◆ **What to work on**
Gather each line of the entries below that includes "title".

--- Entries provided ---

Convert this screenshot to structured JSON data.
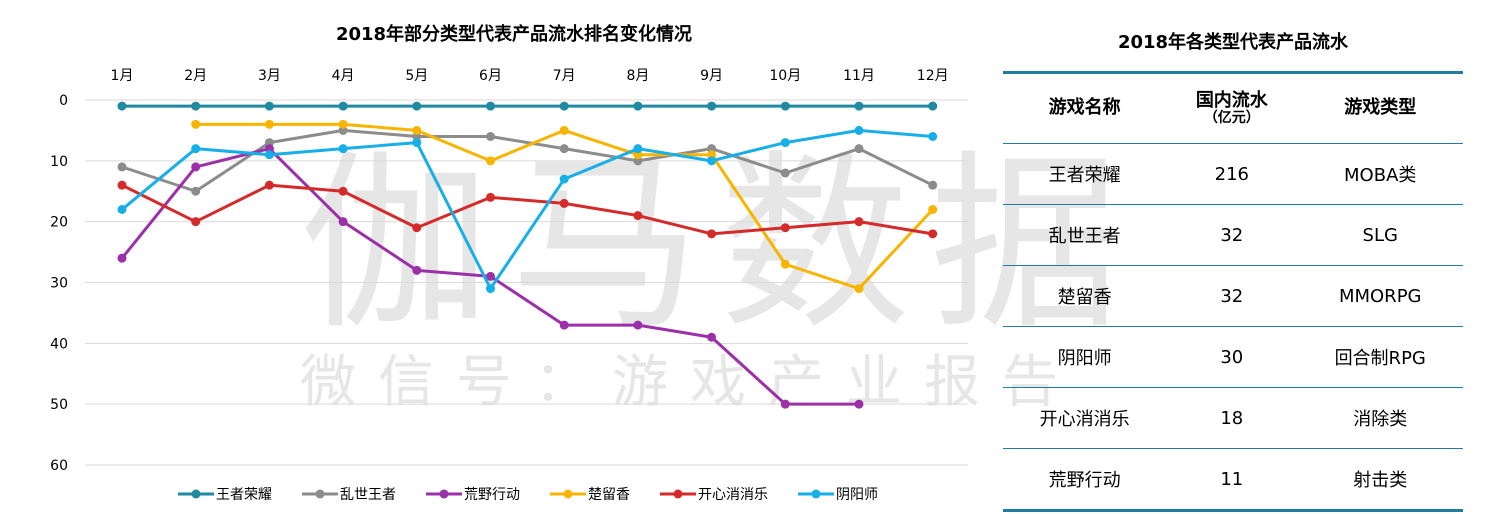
{
  "watermark": {
    "main": "伽马数据",
    "sub": "微信号：游戏产业报告"
  },
  "chart_data": {
    "type": "line",
    "title": "2018年部分类型代表产品流水排名变化情况",
    "categories": [
      "1月",
      "2月",
      "3月",
      "4月",
      "5月",
      "6月",
      "7月",
      "8月",
      "9月",
      "10月",
      "11月",
      "12月"
    ],
    "ylim": [
      0,
      60
    ],
    "y_inverted": true,
    "y_ticks": [
      "0",
      "10",
      "20",
      "30",
      "40",
      "50",
      "60"
    ],
    "grid": true,
    "legend_position": "bottom",
    "series": [
      {
        "name": "王者荣耀",
        "color": "#1f8aa0",
        "values": [
          1,
          1,
          1,
          1,
          1,
          1,
          1,
          1,
          1,
          1,
          1,
          1
        ]
      },
      {
        "name": "乱世王者",
        "color": "#8c8c8c",
        "values": [
          11,
          15,
          7,
          5,
          6,
          6,
          8,
          10,
          8,
          12,
          8,
          14
        ]
      },
      {
        "name": "荒野行动",
        "color": "#9b30a8",
        "values": [
          26,
          11,
          8,
          20,
          28,
          29,
          37,
          37,
          39,
          50,
          50,
          null
        ]
      },
      {
        "name": "楚留香",
        "color": "#f7b500",
        "values": [
          null,
          4,
          4,
          4,
          5,
          10,
          5,
          9,
          9,
          27,
          31,
          18
        ]
      },
      {
        "name": "开心消消乐",
        "color": "#d42a2a",
        "values": [
          14,
          20,
          14,
          15,
          21,
          16,
          17,
          19,
          22,
          21,
          20,
          22
        ]
      },
      {
        "name": "阴阳师",
        "color": "#18aee8",
        "values": [
          18,
          8,
          9,
          8,
          7,
          31,
          13,
          8,
          10,
          7,
          5,
          6
        ]
      }
    ]
  },
  "table": {
    "title": "2018年各类型代表产品流水",
    "headers": {
      "name": "游戏名称",
      "revenue": "国内流水",
      "revenue_unit": "（亿元）",
      "type": "游戏类型"
    },
    "rows": [
      {
        "name": "王者荣耀",
        "revenue": "216",
        "type": "MOBA类"
      },
      {
        "name": "乱世王者",
        "revenue": "32",
        "type": "SLG"
      },
      {
        "name": "楚留香",
        "revenue": "32",
        "type": "MMORPG"
      },
      {
        "name": "阴阳师",
        "revenue": "30",
        "type": "回合制RPG"
      },
      {
        "name": "开心消消乐",
        "revenue": "18",
        "type": "消除类"
      },
      {
        "name": "荒野行动",
        "revenue": "11",
        "type": "射击类"
      }
    ]
  }
}
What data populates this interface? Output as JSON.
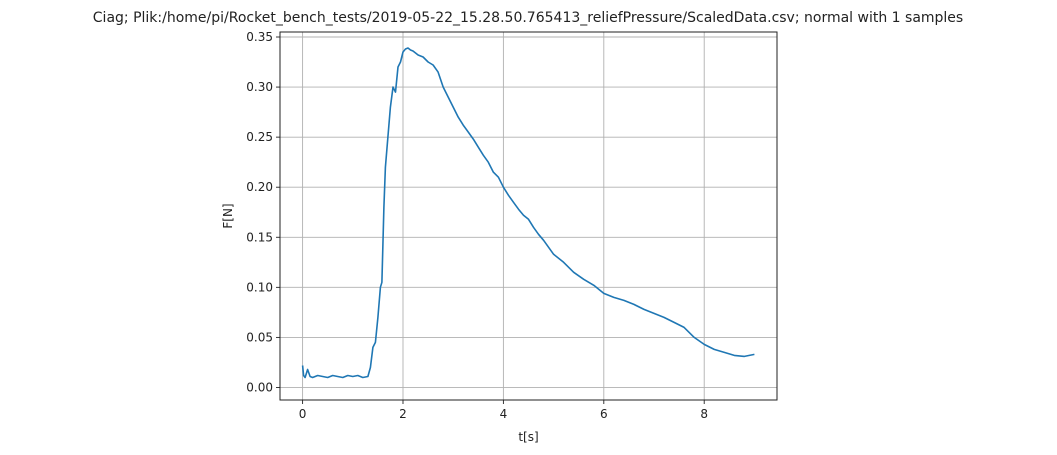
{
  "chart_data": {
    "type": "line",
    "title": "Ciag; Plik:/home/pi/Rocket_bench_tests/2019-05-22_15.28.50.765413_reliefPressure/ScaledData.csv; normal with 1 samples",
    "xlabel": "t[s]",
    "ylabel": "F[N]",
    "xlim": [
      -0.45,
      9.45
    ],
    "ylim": [
      -0.0125,
      0.355
    ],
    "xticks": [
      0,
      2,
      4,
      6,
      8
    ],
    "yticks": [
      0.0,
      0.05,
      0.1,
      0.15,
      0.2,
      0.25,
      0.3,
      0.35
    ],
    "xtick_labels": [
      "0",
      "2",
      "4",
      "6",
      "8"
    ],
    "ytick_labels": [
      "0.00",
      "0.05",
      "0.10",
      "0.15",
      "0.20",
      "0.25",
      "0.30",
      "0.35"
    ],
    "grid": true,
    "series": [
      {
        "color": "#1f77b4",
        "x": [
          0.0,
          0.02,
          0.05,
          0.1,
          0.15,
          0.2,
          0.3,
          0.4,
          0.5,
          0.6,
          0.7,
          0.8,
          0.9,
          1.0,
          1.1,
          1.2,
          1.3,
          1.35,
          1.4,
          1.45,
          1.5,
          1.55,
          1.58,
          1.62,
          1.65,
          1.7,
          1.75,
          1.8,
          1.85,
          1.9,
          1.95,
          2.0,
          2.05,
          2.1,
          2.15,
          2.2,
          2.3,
          2.4,
          2.5,
          2.6,
          2.7,
          2.8,
          2.9,
          3.0,
          3.1,
          3.2,
          3.3,
          3.4,
          3.5,
          3.6,
          3.7,
          3.8,
          3.9,
          4.0,
          4.1,
          4.2,
          4.3,
          4.4,
          4.5,
          4.6,
          4.7,
          4.8,
          4.9,
          5.0,
          5.2,
          5.4,
          5.6,
          5.8,
          6.0,
          6.2,
          6.4,
          6.6,
          6.8,
          7.0,
          7.2,
          7.4,
          7.6,
          7.8,
          8.0,
          8.2,
          8.4,
          8.6,
          8.8,
          9.0
        ],
        "y": [
          0.022,
          0.012,
          0.01,
          0.018,
          0.011,
          0.01,
          0.012,
          0.011,
          0.01,
          0.012,
          0.011,
          0.01,
          0.012,
          0.011,
          0.012,
          0.01,
          0.011,
          0.02,
          0.04,
          0.045,
          0.07,
          0.1,
          0.105,
          0.18,
          0.22,
          0.25,
          0.28,
          0.3,
          0.295,
          0.32,
          0.325,
          0.335,
          0.338,
          0.339,
          0.337,
          0.336,
          0.332,
          0.33,
          0.325,
          0.322,
          0.315,
          0.3,
          0.29,
          0.28,
          0.27,
          0.262,
          0.255,
          0.248,
          0.24,
          0.232,
          0.225,
          0.215,
          0.21,
          0.2,
          0.192,
          0.185,
          0.178,
          0.172,
          0.168,
          0.16,
          0.153,
          0.147,
          0.14,
          0.133,
          0.125,
          0.115,
          0.108,
          0.102,
          0.094,
          0.09,
          0.087,
          0.083,
          0.078,
          0.074,
          0.07,
          0.065,
          0.06,
          0.05,
          0.043,
          0.038,
          0.035,
          0.032,
          0.031,
          0.033
        ]
      }
    ]
  }
}
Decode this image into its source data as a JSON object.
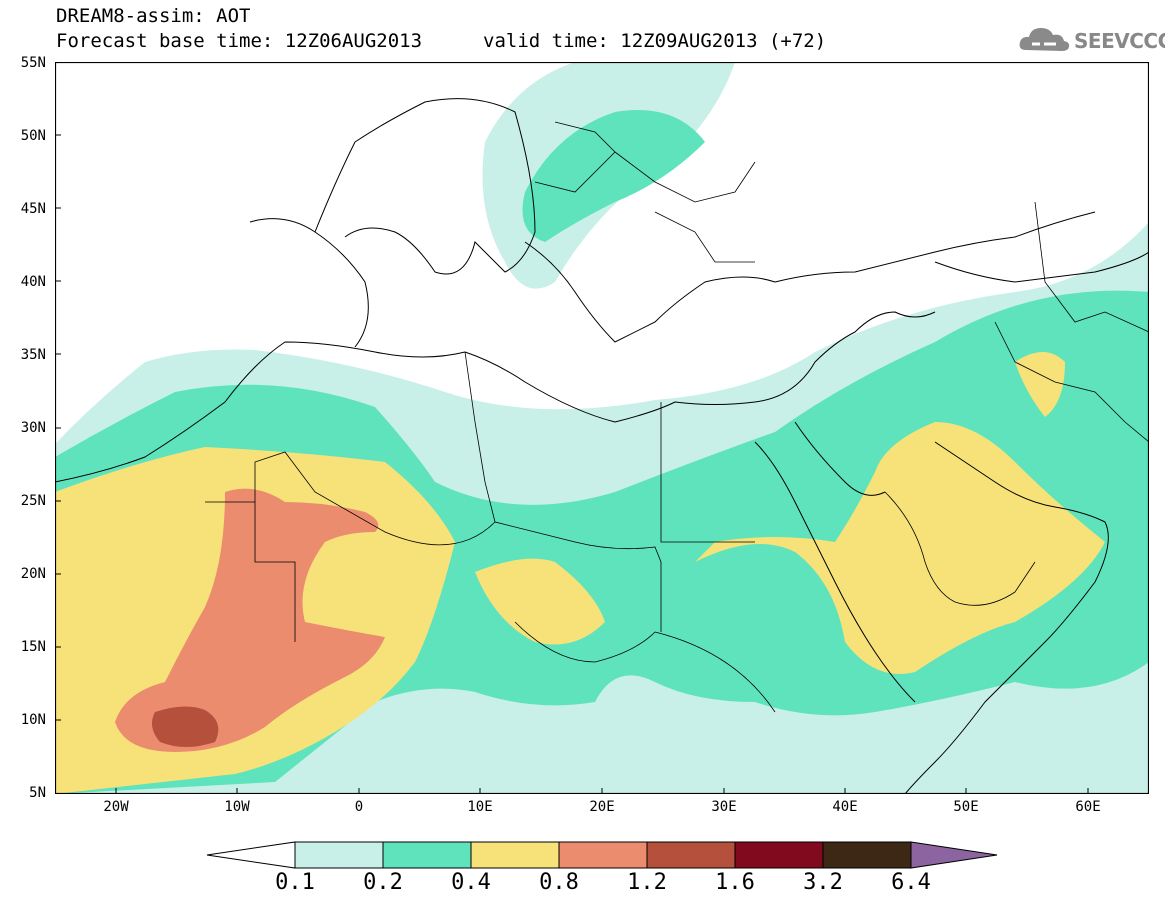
{
  "header": {
    "title": "DREAM8-assim: AOT",
    "base_time": "Forecast base time: 12Z06AUG2013",
    "valid_time": "valid time: 12Z09AUG2013 (+72)",
    "logo_text": "SEEVCCC"
  },
  "map": {
    "lat_labels": [
      "55N",
      "50N",
      "45N",
      "40N",
      "35N",
      "30N",
      "25N",
      "20N",
      "15N",
      "10N",
      "5N"
    ],
    "lon_labels": [
      "20W",
      "10W",
      "0",
      "10E",
      "20E",
      "30E",
      "40E",
      "50E",
      "60E"
    ]
  },
  "legend": {
    "labels": [
      "0.1",
      "0.2",
      "0.4",
      "0.8",
      "1.2",
      "1.6",
      "3.2",
      "6.4"
    ],
    "colors": [
      "#c8f0e8",
      "#5ee3bc",
      "#f7e27a",
      "#eb8c6e",
      "#b4503c",
      "#820a1e",
      "#3c2814",
      "#8c64a0"
    ]
  }
}
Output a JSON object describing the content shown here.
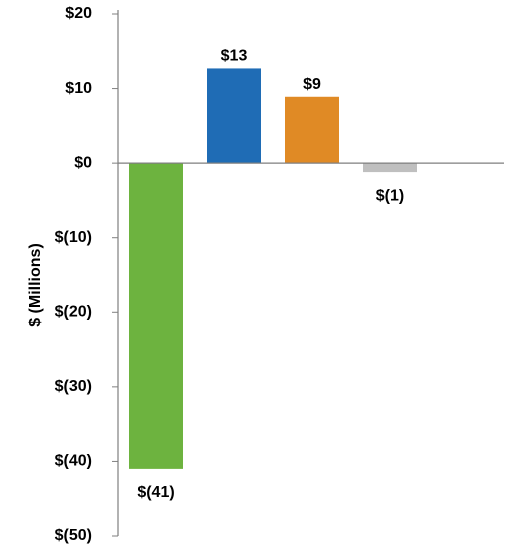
{
  "chart_data": {
    "type": "bar",
    "title": "",
    "xlabel": "",
    "ylabel": "$ (Millions)",
    "ylim": [
      -50,
      20
    ],
    "yticks": [
      20,
      10,
      0,
      -10,
      -20,
      -30,
      -40,
      -50
    ],
    "ytick_labels": [
      "$20",
      "$10",
      "$0",
      "$(10)",
      "$(20)",
      "$(30)",
      "$(40)",
      "$(50)"
    ],
    "grid": false,
    "legend": "none",
    "categories": [
      "",
      "",
      "",
      ""
    ],
    "values": [
      -41,
      12.7,
      8.9,
      -1.2
    ],
    "data_labels": [
      "$(41)",
      "$13",
      "$9",
      "$(1)"
    ],
    "colors": [
      "#6db33f",
      "#1f6cb5",
      "#e08a25",
      "#bfbfbf"
    ],
    "axis_color": "#7f7f7f"
  }
}
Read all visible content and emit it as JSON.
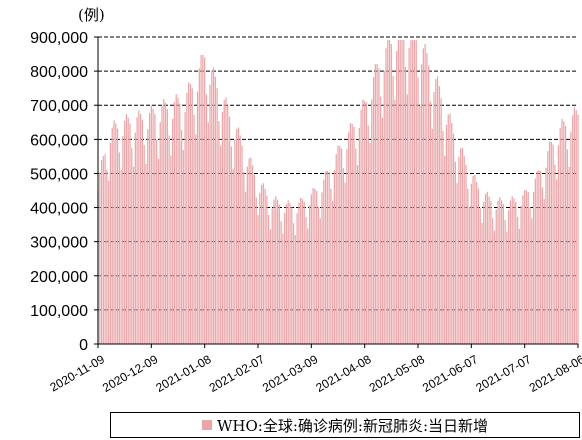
{
  "chart_data": {
    "type": "bar",
    "unit": "(例)",
    "legend": "WHO:全球:确诊病例:新冠肺炎:当日新增",
    "color": "#EBA5A8",
    "ylim": [
      0,
      900000
    ],
    "yticks": [
      0,
      100000,
      200000,
      300000,
      400000,
      500000,
      600000,
      700000,
      800000,
      900000
    ],
    "ytick_labels": [
      "0",
      "100,000",
      "200,000",
      "300,000",
      "400,000",
      "500,000",
      "600,000",
      "700,000",
      "800,000",
      "900,000"
    ],
    "grid": "dashed horizontal",
    "x_start": "2020-11-09",
    "x_end": "2021-08-06",
    "xtick_labels": [
      "2020-11-09",
      "2020-12-09",
      "2021-01-08",
      "2021-02-07",
      "2021-03-09",
      "2021-04-08",
      "2021-05-08",
      "2021-06-07",
      "2021-07-07",
      "2021-08-06"
    ],
    "anchors": [
      [
        "2020-11-09",
        450000
      ],
      [
        "2020-11-16",
        590000
      ],
      [
        "2020-11-23",
        610000
      ],
      [
        "2020-11-30",
        620000
      ],
      [
        "2020-12-07",
        630000
      ],
      [
        "2020-12-14",
        650000
      ],
      [
        "2020-12-21",
        660000
      ],
      [
        "2020-12-28",
        680000
      ],
      [
        "2021-01-04",
        740000
      ],
      [
        "2021-01-08",
        800000
      ],
      [
        "2021-01-11",
        760000
      ],
      [
        "2021-01-18",
        680000
      ],
      [
        "2021-01-25",
        600000
      ],
      [
        "2021-02-01",
        520000
      ],
      [
        "2021-02-07",
        450000
      ],
      [
        "2021-02-14",
        400000
      ],
      [
        "2021-02-21",
        385000
      ],
      [
        "2021-02-28",
        380000
      ],
      [
        "2021-03-09",
        410000
      ],
      [
        "2021-03-16",
        450000
      ],
      [
        "2021-03-23",
        520000
      ],
      [
        "2021-03-30",
        580000
      ],
      [
        "2021-04-08",
        660000
      ],
      [
        "2021-04-15",
        760000
      ],
      [
        "2021-04-22",
        830000
      ],
      [
        "2021-04-29",
        880000
      ],
      [
        "2021-05-06",
        860000
      ],
      [
        "2021-05-13",
        790000
      ],
      [
        "2021-05-20",
        700000
      ],
      [
        "2021-05-27",
        600000
      ],
      [
        "2021-06-03",
        510000
      ],
      [
        "2021-06-10",
        440000
      ],
      [
        "2021-06-17",
        400000
      ],
      [
        "2021-06-24",
        390000
      ],
      [
        "2021-07-01",
        395000
      ],
      [
        "2021-07-07",
        410000
      ],
      [
        "2021-07-14",
        460000
      ],
      [
        "2021-07-21",
        540000
      ],
      [
        "2021-07-28",
        600000
      ],
      [
        "2021-08-06",
        640000
      ]
    ]
  }
}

---

◆ **Task output**
    "title": "2018年部分类型代表产品流水排名变化情况",
    "title": "2018年各类型代表产品流水",
    "title": "Ciag; Plik:/home/pi/Rocket_bench_tests/2019-05-22_15.28.50.765413_reliefPressure/ScaledData.csv; normal with 1 samples",
    "title": "DREAM8-assim: AOT",
    "title": "",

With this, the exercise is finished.